_Text block_:
▼

Ancient beaver habits and habitat highlight Nunavut’s warmer past

“It only takes a few degrees of global warming for Arctic environments to experience dramatic shifts in plant and animal communities”

A High Arctic environment with beavers and other critters: A new study looks at the beavers that lived on Ellesmere Island three to five million years ago when the climate there was between 18 C and 20 C warmer than today. (Image by Luke Dickey, courtesy of Western University)

By Jane George

New research on ancient beaver fossils from Ellesmere Island suggests that if global temperatures rise by two to three degrees Celsius beavers could find Nunavut’s High Arctic a suitable place to live.

From three to five million years ago when the global climate was just that much warmer, annual temperatures on Ellesmere Island averaged up to 20 C higher than today. That warmth was due to Arctic amplification of the increased global temperatures and, as a result, Arctic beavers lived in an area full of trees and shrubs.

“It only takes a few degrees of global warming for Arctic environments to experience dramatic shifts in plant and animal communities,” Tessa Plint, a former Western University graduate student, now working on a PhD at the Heriot-Watt University in Scotland, told Nunatsiaq News.

Plint recently published a study in Scientific Reports about the beavers that lived at the Beaver Pond site on Ellesmere Island during that that much warmer period.

This map shows the location of Beaver Pond on Nunavut’s Ellesmere Island. (Image courtesy of the University of Waterloo)

By studying the fossils of these beavers, known as Dipoides, and the various pieces of wood these rodents consumed, Plint said that it appears that beavers first fed on trees and harvested wood before they evolved to build dams.

During the warmer Arctic period, the Dipoides beavers lived alongside other wildlife–such as three-toed horse, bear, badger, “deerlet,” water fowl, fish and a rabbit–whose fossils have also been found at the Beaver Pond site.

Then, the climate and landscape at 78°33′ N were different: the mean annual temperature was near freezing, warmer by between 15 C and 22 C than today, and the tree line was about 2,000 kilometres further north.

Despite the relatively mild conditions, the Beaver Pond would still have experienced total darkness and sub-zero temperatures during the winter months.

But the surrounding area would have had wetlands, ponds and fens. Overall, the scenery around Beaver Pond would have looked a bit like what you might see today in Labrador or Siberia.

There would have been an open forest of trees, featuring now-extinct species of larch alongside birch and dwarf birch, and colourful subarctic shrubs like red osier dogwood, Plint and Natalia Rybczynski from the Canadian Museum of Nature told Nunatsiaq News.

As for their habits, the Dipoides beavers would have been in and out of the water, coming onto land to cut trees and shrubs for food, they said.

▲

_Source excerpt_:
▼

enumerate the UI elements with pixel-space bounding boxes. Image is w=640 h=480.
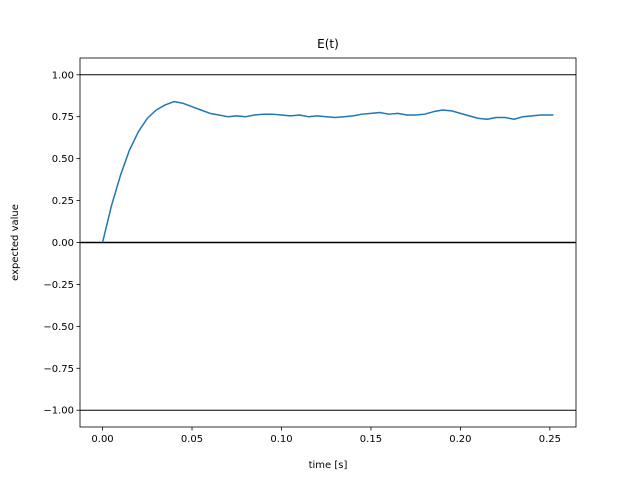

▲

_Task list_:
**1.** What name does the beaver article give the ancient beavers found on Ellesmere Island?
**2.** Reproduce word for word the section of the beaver article that begins with the words containing "By studying the" and ends with "the winter months.".
**3.** Name every other kind of animal that the beaver article says lived alongside the Dipoides beavers and left fossils at the Beaver Pond site.
Work only from the beaver article, not from the material or any outside knowledge.

_Answer set_:
**1.** Dipoides

**2.**
By studying the fossils of these beavers, known as Dipoides, and the various pieces of wood these rodents consumed, Plint said that it appears that beavers first fed on trees and harvested wood before they evolved to build dams.

During the warmer Arctic period, the Dipoides beavers lived alongside other wildlife–such as three-toed horse, bear, badger, “deerlet,” water fowl, fish and a rabbit–whose fossils have also been found at the Beaver Pond site.

Then, the climate and landscape at 78°33′ N were different: the mean annual temperature was near freezing, warmer by between 15 C and 22 C than today, and the tree line was about 2,000 kilometres further north.

Despite the relatively mild conditions, the Beaver Pond would still have experienced total darkness and sub-zero temperatures during the winter months.

**3.** three-toed horse, bear, badger, "deerlet," water fowl, fish, rabbit